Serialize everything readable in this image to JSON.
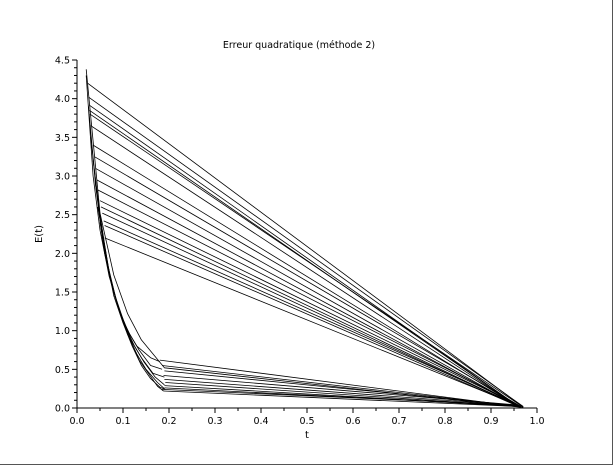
{
  "chart_data": {
    "type": "line",
    "title": "Erreur quadratique (méthode 2)",
    "xlabel": "t",
    "ylabel": "E(t)",
    "xlim": [
      0,
      1
    ],
    "ylim": [
      0,
      4.5
    ],
    "xticks": [
      "0.0",
      "0.1",
      "0.2",
      "0.3",
      "0.4",
      "0.5",
      "0.6",
      "0.7",
      "0.8",
      "0.9",
      "1.0"
    ],
    "yticks": [
      "0.0",
      "0.5",
      "1.0",
      "1.5",
      "2.0",
      "2.5",
      "3.0",
      "3.5",
      "4.0",
      "4.5"
    ],
    "grid": false,
    "legend": "none",
    "line_color": "#000000",
    "series": [
      {
        "x": [
          0.02,
          0.05,
          0.08,
          0.11,
          0.14,
          0.19,
          0.965
        ],
        "y": [
          4.38,
          2.52,
          1.72,
          1.22,
          0.88,
          0.52,
          0.01
        ]
      },
      {
        "x": [
          0.023,
          0.97
        ],
        "y": [
          4.2,
          0.01
        ]
      },
      {
        "x": [
          0.025,
          0.97
        ],
        "y": [
          4.02,
          0.02
        ]
      },
      {
        "x": [
          0.026,
          0.96
        ],
        "y": [
          3.92,
          0.02
        ]
      },
      {
        "x": [
          0.027,
          0.96
        ],
        "y": [
          3.85,
          0.02
        ]
      },
      {
        "x": [
          0.028,
          0.97
        ],
        "y": [
          3.8,
          0.01
        ]
      },
      {
        "x": [
          0.03,
          0.96
        ],
        "y": [
          3.65,
          0.02
        ]
      },
      {
        "x": [
          0.035,
          0.96
        ],
        "y": [
          3.4,
          0.02
        ]
      },
      {
        "x": [
          0.038,
          0.965
        ],
        "y": [
          3.25,
          0.02
        ]
      },
      {
        "x": [
          0.04,
          0.96
        ],
        "y": [
          3.1,
          0.02
        ]
      },
      {
        "x": [
          0.043,
          0.96
        ],
        "y": [
          2.95,
          0.02
        ]
      },
      {
        "x": [
          0.045,
          0.965
        ],
        "y": [
          2.82,
          0.02
        ]
      },
      {
        "x": [
          0.05,
          0.965
        ],
        "y": [
          2.68,
          0.02
        ]
      },
      {
        "x": [
          0.052,
          0.96
        ],
        "y": [
          2.6,
          0.02
        ]
      },
      {
        "x": [
          0.055,
          0.96
        ],
        "y": [
          2.52,
          0.02
        ]
      },
      {
        "x": [
          0.058,
          0.965
        ],
        "y": [
          2.42,
          0.02
        ]
      },
      {
        "x": [
          0.06,
          0.96
        ],
        "y": [
          2.36,
          0.02
        ]
      },
      {
        "x": [
          0.06,
          0.965
        ],
        "y": [
          2.2,
          0.02
        ]
      },
      {
        "x": [
          0.18,
          0.97
        ],
        "y": [
          0.62,
          0.01
        ]
      },
      {
        "x": [
          0.185,
          0.965
        ],
        "y": [
          0.55,
          0.02
        ]
      },
      {
        "x": [
          0.19,
          0.96
        ],
        "y": [
          0.48,
          0.03
        ]
      },
      {
        "x": [
          0.188,
          0.955
        ],
        "y": [
          0.42,
          0.04
        ]
      },
      {
        "x": [
          0.19,
          0.96
        ],
        "y": [
          0.37,
          0.03
        ]
      },
      {
        "x": [
          0.192,
          0.965
        ],
        "y": [
          0.33,
          0.02
        ]
      },
      {
        "x": [
          0.19,
          0.96
        ],
        "y": [
          0.29,
          0.02
        ]
      },
      {
        "x": [
          0.19,
          0.955
        ],
        "y": [
          0.26,
          0.03
        ]
      },
      {
        "x": [
          0.185,
          0.95
        ],
        "y": [
          0.24,
          0.04
        ]
      },
      {
        "x": [
          0.188,
          0.96
        ],
        "y": [
          0.22,
          0.02
        ]
      },
      {
        "x": [
          0.02,
          0.035,
          0.05,
          0.07,
          0.09,
          0.11,
          0.13,
          0.16,
          0.18
        ],
        "y": [
          4.3,
          3.0,
          2.3,
          1.7,
          1.3,
          1.0,
          0.8,
          0.65,
          0.6
        ]
      },
      {
        "x": [
          0.025,
          0.04,
          0.055,
          0.075,
          0.095,
          0.115,
          0.135,
          0.16,
          0.185
        ],
        "y": [
          3.9,
          2.9,
          2.2,
          1.6,
          1.2,
          0.95,
          0.75,
          0.55,
          0.5
        ]
      },
      {
        "x": [
          0.03,
          0.045,
          0.06,
          0.08,
          0.1,
          0.12,
          0.14,
          0.165,
          0.19
        ],
        "y": [
          3.5,
          2.7,
          2.0,
          1.5,
          1.15,
          0.85,
          0.65,
          0.45,
          0.4
        ]
      },
      {
        "x": [
          0.035,
          0.05,
          0.065,
          0.085,
          0.105,
          0.125,
          0.145,
          0.17,
          0.19
        ],
        "y": [
          3.2,
          2.5,
          1.9,
          1.4,
          1.05,
          0.8,
          0.6,
          0.4,
          0.3
        ]
      },
      {
        "x": [
          0.04,
          0.055,
          0.07,
          0.09,
          0.11,
          0.13,
          0.15,
          0.175,
          0.19
        ],
        "y": [
          2.9,
          2.3,
          1.75,
          1.3,
          0.95,
          0.7,
          0.5,
          0.33,
          0.25
        ]
      },
      {
        "x": [
          0.045,
          0.06,
          0.075,
          0.095,
          0.115,
          0.135,
          0.155,
          0.175,
          0.188
        ],
        "y": [
          2.6,
          2.1,
          1.6,
          1.2,
          0.9,
          0.62,
          0.45,
          0.28,
          0.22
        ]
      },
      {
        "x": [
          0.05,
          0.065,
          0.08,
          0.1,
          0.12,
          0.14,
          0.16,
          0.18,
          0.192
        ],
        "y": [
          2.4,
          1.9,
          1.45,
          1.1,
          0.8,
          0.55,
          0.38,
          0.27,
          0.24
        ]
      }
    ]
  }
}
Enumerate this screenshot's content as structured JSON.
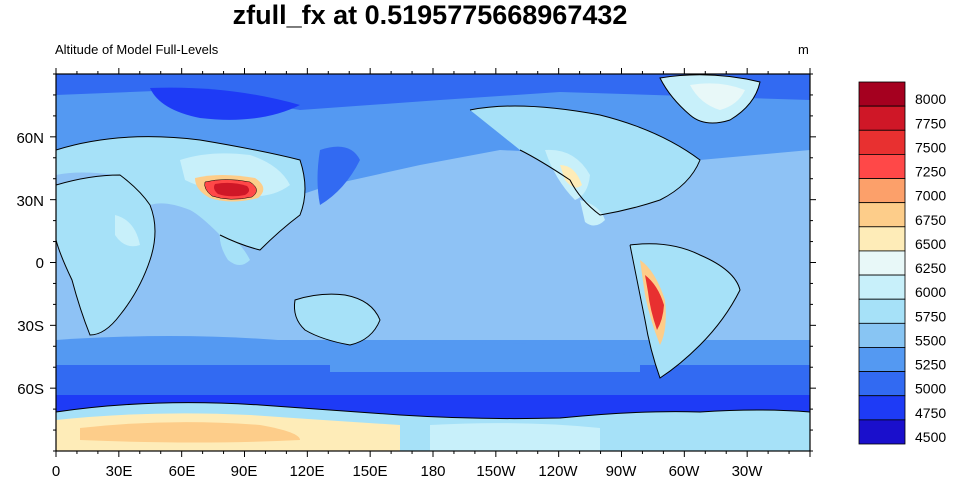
{
  "title": "zfull_fx at 0.5195775668967432",
  "subtitle_left": "Altitude of Model Full-Levels",
  "units": "m",
  "map": {
    "projection": "cylindrical-equidistant",
    "center_lon": 180,
    "ocean_base_color": "#8ec2f5",
    "lon_ticks": [
      "0",
      "30E",
      "60E",
      "90E",
      "120E",
      "150E",
      "180",
      "150W",
      "120W",
      "90W",
      "60W",
      "30W"
    ],
    "lat_ticks": [
      "60N",
      "30N",
      "0",
      "30S",
      "60S"
    ]
  },
  "colorbar": {
    "levels": [
      "8000",
      "7750",
      "7500",
      "7250",
      "7000",
      "6750",
      "6500",
      "6250",
      "6000",
      "5750",
      "5500",
      "5250",
      "5000",
      "4750",
      "4500"
    ],
    "colors": [
      "#a5001f",
      "#cf1727",
      "#e83030",
      "#ff4848",
      "#fca06a",
      "#fdcd8a",
      "#feecb8",
      "#e8f8f8",
      "#c8f0fa",
      "#a6e1f8",
      "#88c5f3",
      "#5499f2",
      "#326af2",
      "#1e3bf6",
      "#1a0fcc"
    ]
  }
}
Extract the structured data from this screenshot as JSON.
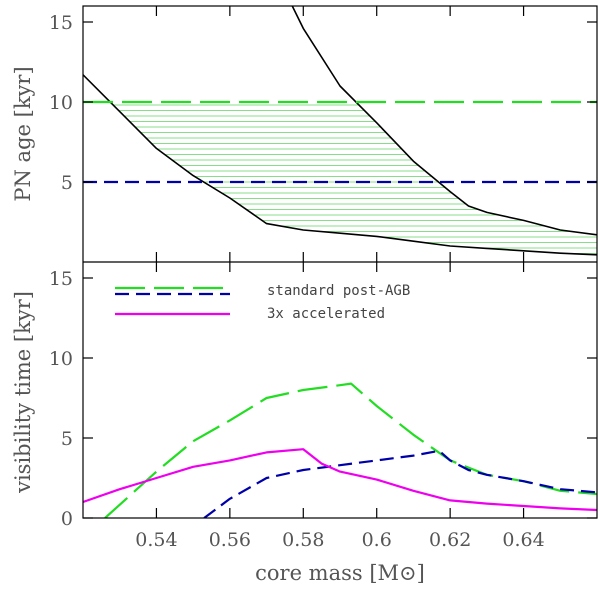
_ _ _ _
### [TASK GOAL]
Give the number of lines above that hold the word "this", and nothing more.

### [PROBLEM SOLUTION]
3